[Collected data entries]
================================

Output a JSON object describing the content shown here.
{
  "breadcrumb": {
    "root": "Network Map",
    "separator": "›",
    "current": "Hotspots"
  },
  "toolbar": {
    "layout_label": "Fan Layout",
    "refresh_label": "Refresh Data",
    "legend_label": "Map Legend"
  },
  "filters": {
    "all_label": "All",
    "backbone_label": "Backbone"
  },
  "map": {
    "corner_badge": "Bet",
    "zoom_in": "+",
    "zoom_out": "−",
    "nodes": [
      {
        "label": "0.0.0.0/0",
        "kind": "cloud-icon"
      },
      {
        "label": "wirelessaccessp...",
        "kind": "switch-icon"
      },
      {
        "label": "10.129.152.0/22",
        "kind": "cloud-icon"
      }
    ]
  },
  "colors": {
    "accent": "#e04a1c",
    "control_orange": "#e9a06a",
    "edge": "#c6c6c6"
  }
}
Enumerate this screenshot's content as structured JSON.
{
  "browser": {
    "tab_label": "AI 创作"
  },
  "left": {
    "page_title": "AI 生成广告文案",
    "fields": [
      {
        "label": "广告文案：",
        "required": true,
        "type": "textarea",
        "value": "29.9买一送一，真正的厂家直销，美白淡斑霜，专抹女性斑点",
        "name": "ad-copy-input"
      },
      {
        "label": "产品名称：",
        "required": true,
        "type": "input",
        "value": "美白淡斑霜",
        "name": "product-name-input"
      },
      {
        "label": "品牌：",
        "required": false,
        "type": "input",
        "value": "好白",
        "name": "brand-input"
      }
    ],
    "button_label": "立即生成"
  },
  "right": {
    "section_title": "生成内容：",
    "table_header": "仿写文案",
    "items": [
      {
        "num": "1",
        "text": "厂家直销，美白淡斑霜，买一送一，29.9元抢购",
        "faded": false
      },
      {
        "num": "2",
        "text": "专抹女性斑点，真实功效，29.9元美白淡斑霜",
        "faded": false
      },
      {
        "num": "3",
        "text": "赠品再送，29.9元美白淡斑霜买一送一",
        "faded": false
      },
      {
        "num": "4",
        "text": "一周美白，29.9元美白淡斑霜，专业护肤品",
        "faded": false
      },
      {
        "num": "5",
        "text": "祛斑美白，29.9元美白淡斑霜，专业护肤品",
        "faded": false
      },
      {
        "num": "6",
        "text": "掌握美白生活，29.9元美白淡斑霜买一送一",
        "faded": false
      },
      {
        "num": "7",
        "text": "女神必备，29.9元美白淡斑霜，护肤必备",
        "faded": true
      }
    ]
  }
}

================================

Written request: What do the records say? Quote them all exactly.

Exercise solution:
Output a JSON object describing the content shown here.
{
  "breadcrumb": {
    "root": "Network Map",
    "separator": "›",
    "current": "Hotspots"
  },
  "toolbar": {
    "layout_label": "Fan Layout",
    "refresh_label": "Refresh Data",
    "legend_label": "Map Legend"
  },
  "filters": {
    "all_label": "All",
    "backbone_label": "Backbone"
  },
  "map": {
    "corner_badge": "Bet",
    "zoom_in": "+",
    "zoom_out": "−",
    "nodes": [
      {
        "label": "0.0.0.0/0",
        "kind": "cloud-icon"
      },
      {
        "label": "wirelessaccessp...",
        "kind": "switch-icon"
      },
      {
        "label": "10.129.152.0/22",
        "kind": "cloud-icon"
      }
    ]
  },
  "colors": {
    "accent": "#e04a1c",
    "control_orange": "#e9a06a",
    "edge": "#c6c6c6"
  }
}
Enumerate this screenshot's content as structured JSON.
{
  "browser": {
    "tab_label": "AI 创作"
  },
  "left": {
    "page_title": "AI 生成广告文案",
    "fields": [
      {
        "label": "广告文案：",
        "required": true,
        "type": "textarea",
        "value": "29.9买一送一，真正的厂家直销，美白淡斑霜，专抹女性斑点",
        "name": "ad-copy-input"
      },
      {
        "label": "产品名称：",
        "required": true,
        "type": "input",
        "value": "美白淡斑霜",
        "name": "product-name-input"
      },
      {
        "label": "品牌：",
        "required": false,
        "type": "input",
        "value": "好白",
        "name": "brand-input"
      }
    ],
    "button_label": "立即生成"
  },
  "right": {
    "section_title": "生成内容：",
    "table_header": "仿写文案",
    "items": [
      {
        "num": "1",
        "text": "厂家直销，美白淡斑霜，买一送一，29.9元抢购",
        "faded": false
      },
      {
        "num": "2",
        "text": "专抹女性斑点，真实功效，29.9元美白淡斑霜",
        "faded": false
      },
      {
        "num": "3",
        "text": "赠品再送，29.9元美白淡斑霜买一送一",
        "faded": false
      },
      {
        "num": "4",
        "text": "一周美白，29.9元美白淡斑霜，专业护肤品",
        "faded": false
      },
      {
        "num": "5",
        "text": "祛斑美白，29.9元美白淡斑霜，专业护肤品",
        "faded": false
      },
      {
        "num": "6",
        "text": "掌握美白生活，29.9元美白淡斑霜买一送一",
        "faded": false
      },
      {
        "num": "7",
        "text": "女神必备，29.9元美白淡斑霜，护肤必备",
        "faded": true
      }
    ]
  }
}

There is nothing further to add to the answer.